• **Objective**
Repeat the paper review below word for word, between "Preface: Before I" and "be found here.", inclusive.

Post-Silicon CPU Adaptation Made Practical Using Machine Learning

September 06, 2019

Authors: Stephen J. Tarsa, Gautham Chinya, Hong Wang, et. al.
Venue: ISCA 2019

Preface: Before I begin, I'd like to preface that this is one of my favorite papers of 2019; it is well-written, shows poise in the application of machine learning techniques, and consideration of real-world applicability. I read this paper and produced my own slides for it, which can be found here.

Overview: This paper presents an adaptive architecture controlled by a machine learning solution. Adaptive architecture itself is not a novel idea, there have been several works regarding tile-based clock gating, heterogenous core scheduling, pipeline gating, etc. This core chooses a simple adaptive piece of hardware, a binary decision to enable to disable a cluster. In this case, a cluster comprises of instruction cache, a decoder, memory execution unit, register file, ROB, and execution units. The authors hint at this being something like a modern SMT core, which can use all it's resource for a single thread, or optionally disable roughly half of the resources for some performance penalty. Depending on the nature of the workload, it may benefit more or less from enabling the second cluster.

• **Records**
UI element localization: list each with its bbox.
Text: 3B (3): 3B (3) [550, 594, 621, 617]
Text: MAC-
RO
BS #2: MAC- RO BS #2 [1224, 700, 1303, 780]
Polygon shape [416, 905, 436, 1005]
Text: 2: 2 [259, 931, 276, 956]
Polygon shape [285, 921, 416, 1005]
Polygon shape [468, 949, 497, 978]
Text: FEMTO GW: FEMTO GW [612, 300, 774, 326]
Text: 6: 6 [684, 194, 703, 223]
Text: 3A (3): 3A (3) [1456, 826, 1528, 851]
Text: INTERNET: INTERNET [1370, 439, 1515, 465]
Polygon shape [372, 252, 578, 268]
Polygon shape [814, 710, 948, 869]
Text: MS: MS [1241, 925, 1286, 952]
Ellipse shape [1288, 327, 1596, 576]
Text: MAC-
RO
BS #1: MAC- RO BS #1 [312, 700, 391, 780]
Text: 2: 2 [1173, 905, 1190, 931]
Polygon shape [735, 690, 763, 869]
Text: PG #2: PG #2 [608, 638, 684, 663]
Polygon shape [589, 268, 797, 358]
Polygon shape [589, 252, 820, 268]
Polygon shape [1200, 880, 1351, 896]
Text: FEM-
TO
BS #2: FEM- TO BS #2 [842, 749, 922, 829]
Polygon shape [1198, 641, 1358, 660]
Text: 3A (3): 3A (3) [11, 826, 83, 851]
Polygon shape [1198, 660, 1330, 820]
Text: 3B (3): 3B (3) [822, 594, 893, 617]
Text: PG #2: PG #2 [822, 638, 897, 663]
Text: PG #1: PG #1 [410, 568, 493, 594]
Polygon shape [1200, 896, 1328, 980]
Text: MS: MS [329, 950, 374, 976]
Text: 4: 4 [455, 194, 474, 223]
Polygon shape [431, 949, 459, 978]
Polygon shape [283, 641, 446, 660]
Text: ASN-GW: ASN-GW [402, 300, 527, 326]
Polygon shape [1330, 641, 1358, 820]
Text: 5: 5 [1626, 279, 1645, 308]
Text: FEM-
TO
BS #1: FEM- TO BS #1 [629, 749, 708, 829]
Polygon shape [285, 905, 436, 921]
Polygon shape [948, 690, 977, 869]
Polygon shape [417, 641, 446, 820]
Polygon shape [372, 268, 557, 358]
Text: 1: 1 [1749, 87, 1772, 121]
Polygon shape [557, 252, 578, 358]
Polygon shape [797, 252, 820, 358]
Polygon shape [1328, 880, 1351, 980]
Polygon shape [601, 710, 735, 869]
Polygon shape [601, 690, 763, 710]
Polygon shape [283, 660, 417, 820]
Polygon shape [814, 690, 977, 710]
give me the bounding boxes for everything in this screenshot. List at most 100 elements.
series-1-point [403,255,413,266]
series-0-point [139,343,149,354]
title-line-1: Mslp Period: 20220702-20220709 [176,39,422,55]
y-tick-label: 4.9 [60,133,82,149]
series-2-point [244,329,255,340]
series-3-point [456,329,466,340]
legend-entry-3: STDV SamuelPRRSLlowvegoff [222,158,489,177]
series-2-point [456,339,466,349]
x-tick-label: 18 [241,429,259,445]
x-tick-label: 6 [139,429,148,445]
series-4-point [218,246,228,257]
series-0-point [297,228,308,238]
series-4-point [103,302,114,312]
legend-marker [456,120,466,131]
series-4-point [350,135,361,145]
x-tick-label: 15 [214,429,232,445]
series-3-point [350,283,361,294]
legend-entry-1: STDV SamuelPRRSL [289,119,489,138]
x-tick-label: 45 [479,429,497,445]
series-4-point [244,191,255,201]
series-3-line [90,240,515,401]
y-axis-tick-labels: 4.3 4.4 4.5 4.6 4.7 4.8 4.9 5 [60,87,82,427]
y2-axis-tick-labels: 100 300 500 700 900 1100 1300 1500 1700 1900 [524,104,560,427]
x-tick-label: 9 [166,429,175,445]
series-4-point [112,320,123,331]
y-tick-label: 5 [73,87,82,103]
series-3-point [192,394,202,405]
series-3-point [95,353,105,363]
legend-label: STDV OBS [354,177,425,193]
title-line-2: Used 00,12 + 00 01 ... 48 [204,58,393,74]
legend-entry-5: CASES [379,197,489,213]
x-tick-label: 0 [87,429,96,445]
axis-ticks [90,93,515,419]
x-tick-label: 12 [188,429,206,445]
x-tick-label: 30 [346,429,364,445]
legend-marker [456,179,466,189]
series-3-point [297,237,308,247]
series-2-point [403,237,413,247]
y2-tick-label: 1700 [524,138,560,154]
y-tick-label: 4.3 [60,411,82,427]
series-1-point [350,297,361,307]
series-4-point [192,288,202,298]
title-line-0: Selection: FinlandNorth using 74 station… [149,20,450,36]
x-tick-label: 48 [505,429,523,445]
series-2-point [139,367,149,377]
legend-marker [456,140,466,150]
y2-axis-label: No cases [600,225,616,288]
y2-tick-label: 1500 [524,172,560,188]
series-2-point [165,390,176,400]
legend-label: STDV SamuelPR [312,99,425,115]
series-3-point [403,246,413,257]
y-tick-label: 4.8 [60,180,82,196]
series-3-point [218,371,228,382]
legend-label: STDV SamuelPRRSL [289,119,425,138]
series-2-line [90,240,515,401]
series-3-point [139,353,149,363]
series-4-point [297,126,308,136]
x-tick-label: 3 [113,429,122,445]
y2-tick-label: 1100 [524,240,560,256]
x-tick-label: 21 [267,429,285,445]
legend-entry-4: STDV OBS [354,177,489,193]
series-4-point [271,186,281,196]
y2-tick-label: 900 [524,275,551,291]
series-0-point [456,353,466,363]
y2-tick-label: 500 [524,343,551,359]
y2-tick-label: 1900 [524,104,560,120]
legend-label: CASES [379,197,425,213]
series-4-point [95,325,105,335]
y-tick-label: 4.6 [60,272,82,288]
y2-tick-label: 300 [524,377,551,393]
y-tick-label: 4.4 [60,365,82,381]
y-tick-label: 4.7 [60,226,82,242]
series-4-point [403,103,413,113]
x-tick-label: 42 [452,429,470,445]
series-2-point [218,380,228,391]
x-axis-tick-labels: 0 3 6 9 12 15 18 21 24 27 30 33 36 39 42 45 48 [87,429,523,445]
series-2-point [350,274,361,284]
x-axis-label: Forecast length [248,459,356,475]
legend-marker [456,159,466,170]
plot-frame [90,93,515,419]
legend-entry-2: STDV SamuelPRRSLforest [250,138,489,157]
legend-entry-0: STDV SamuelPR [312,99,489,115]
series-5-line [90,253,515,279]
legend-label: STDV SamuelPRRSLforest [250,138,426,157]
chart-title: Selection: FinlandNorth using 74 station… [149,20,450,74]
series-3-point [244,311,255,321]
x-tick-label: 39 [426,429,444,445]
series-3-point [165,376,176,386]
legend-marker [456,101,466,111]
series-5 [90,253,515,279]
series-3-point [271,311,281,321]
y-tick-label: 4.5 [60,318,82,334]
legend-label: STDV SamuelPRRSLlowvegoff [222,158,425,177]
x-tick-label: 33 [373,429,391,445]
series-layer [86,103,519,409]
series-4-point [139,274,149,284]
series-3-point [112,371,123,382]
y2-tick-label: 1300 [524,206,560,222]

• **Reply to the task**
Preface: Before I begin, I'd like to preface that this is one of my favorite papers of 2019; it is well-written, shows poise in the application of machine learning techniques, and consideration of real-world applicability. I read this paper and produced my own slides for it, which can be found here.